Material for this exercise:

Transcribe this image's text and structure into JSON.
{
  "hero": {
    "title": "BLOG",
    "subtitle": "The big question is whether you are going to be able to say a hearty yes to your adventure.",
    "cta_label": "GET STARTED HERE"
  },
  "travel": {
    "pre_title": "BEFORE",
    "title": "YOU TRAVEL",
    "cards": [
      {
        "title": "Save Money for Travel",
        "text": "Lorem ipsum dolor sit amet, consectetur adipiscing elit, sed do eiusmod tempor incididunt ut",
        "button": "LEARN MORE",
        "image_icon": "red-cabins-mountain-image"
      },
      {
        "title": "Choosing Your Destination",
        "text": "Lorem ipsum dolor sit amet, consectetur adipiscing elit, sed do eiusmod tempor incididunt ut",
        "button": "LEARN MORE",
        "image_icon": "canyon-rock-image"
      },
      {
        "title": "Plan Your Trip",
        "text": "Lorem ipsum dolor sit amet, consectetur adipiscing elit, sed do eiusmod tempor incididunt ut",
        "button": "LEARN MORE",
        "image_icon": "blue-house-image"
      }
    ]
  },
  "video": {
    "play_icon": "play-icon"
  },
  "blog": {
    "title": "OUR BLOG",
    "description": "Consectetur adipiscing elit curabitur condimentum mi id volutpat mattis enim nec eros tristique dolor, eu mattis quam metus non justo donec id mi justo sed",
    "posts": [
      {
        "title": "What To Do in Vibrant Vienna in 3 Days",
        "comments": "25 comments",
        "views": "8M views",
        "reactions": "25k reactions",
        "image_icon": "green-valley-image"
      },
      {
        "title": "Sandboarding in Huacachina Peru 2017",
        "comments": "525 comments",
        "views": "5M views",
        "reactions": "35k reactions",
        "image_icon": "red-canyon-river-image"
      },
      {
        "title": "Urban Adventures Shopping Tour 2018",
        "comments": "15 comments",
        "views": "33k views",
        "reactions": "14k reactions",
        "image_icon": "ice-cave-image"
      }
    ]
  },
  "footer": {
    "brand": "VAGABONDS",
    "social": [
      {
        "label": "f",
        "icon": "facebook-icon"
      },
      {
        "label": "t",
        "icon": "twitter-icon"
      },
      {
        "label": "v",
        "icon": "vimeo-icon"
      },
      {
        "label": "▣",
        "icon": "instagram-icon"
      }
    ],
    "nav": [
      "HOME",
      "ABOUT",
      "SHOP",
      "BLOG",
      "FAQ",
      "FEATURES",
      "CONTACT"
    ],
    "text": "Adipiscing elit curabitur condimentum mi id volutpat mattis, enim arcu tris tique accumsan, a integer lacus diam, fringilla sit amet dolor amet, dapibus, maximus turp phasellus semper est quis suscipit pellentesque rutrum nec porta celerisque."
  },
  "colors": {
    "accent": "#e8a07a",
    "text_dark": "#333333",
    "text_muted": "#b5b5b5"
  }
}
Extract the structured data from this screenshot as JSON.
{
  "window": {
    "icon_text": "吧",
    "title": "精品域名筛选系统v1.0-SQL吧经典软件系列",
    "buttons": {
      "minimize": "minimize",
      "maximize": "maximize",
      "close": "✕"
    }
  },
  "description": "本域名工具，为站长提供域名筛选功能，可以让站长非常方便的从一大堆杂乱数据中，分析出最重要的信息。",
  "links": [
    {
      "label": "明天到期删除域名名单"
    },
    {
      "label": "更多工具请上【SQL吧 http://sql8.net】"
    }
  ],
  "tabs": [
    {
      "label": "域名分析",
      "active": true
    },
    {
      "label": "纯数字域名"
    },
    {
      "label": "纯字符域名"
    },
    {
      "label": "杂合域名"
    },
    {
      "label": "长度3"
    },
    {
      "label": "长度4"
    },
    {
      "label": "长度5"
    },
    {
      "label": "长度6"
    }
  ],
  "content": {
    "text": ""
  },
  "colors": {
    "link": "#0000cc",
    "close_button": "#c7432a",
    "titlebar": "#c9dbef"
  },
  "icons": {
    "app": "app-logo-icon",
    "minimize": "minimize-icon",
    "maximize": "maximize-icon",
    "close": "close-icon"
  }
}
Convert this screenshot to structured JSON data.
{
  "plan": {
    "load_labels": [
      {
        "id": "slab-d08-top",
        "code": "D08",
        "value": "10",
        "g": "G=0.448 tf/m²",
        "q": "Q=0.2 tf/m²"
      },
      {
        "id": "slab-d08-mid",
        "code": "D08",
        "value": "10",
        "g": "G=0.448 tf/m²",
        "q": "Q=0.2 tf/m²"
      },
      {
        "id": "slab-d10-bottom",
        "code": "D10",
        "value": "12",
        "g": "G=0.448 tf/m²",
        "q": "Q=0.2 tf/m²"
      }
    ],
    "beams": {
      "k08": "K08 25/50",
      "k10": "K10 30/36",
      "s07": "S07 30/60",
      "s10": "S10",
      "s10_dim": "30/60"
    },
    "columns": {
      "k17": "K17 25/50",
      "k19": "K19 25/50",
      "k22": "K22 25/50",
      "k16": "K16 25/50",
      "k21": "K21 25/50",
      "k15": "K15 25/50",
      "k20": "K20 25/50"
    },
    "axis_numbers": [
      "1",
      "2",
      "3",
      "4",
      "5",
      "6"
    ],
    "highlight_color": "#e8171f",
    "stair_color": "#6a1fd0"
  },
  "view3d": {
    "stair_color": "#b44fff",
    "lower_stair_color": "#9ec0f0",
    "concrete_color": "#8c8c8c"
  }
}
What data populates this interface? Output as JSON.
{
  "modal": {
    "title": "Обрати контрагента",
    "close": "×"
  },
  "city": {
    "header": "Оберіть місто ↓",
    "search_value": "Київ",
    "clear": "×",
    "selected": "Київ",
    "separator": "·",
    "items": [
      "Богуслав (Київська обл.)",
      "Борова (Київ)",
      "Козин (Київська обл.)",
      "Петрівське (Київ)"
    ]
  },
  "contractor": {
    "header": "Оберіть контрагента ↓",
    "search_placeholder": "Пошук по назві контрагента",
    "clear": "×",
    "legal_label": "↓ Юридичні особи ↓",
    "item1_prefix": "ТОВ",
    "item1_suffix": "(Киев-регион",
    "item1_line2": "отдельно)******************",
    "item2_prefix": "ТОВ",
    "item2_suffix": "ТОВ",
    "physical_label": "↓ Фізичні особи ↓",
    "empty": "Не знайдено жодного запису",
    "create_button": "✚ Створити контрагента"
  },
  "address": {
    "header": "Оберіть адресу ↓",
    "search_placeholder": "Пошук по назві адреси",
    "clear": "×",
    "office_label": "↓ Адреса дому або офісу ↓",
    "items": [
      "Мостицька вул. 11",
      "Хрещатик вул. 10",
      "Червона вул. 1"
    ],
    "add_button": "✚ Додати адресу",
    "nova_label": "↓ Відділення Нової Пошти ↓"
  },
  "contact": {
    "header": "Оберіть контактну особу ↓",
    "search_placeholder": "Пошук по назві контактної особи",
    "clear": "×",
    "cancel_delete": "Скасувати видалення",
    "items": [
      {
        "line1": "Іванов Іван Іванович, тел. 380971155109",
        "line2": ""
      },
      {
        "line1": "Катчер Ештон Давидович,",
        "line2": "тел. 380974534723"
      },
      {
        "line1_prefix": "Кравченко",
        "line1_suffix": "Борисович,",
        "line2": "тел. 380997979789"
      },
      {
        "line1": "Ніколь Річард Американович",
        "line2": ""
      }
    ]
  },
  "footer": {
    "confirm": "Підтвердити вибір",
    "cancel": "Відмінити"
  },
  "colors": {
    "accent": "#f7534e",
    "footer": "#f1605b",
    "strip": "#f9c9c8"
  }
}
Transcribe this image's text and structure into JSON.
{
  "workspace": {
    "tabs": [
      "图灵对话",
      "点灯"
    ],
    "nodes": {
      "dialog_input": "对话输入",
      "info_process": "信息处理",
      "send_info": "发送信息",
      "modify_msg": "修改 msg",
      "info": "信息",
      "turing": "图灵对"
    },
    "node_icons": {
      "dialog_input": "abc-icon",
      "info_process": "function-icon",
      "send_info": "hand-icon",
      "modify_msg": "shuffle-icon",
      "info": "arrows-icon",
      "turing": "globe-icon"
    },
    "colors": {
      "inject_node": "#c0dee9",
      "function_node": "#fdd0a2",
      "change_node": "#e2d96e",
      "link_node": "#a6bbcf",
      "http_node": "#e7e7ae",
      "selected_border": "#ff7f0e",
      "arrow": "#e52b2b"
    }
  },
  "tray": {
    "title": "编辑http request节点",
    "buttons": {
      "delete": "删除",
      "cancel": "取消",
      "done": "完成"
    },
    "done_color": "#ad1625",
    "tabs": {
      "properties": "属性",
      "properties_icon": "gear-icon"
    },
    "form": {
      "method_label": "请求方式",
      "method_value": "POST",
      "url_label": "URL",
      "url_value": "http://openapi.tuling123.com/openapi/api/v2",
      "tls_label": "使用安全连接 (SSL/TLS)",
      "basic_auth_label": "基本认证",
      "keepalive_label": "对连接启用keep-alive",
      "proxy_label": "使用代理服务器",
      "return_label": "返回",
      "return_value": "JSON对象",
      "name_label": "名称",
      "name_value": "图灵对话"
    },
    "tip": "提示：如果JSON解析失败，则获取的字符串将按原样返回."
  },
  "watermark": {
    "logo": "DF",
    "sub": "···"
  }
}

Given task: Examine the listing and say how many of its lines contain the string "maximize". Give the number alone.

Output for this task: 2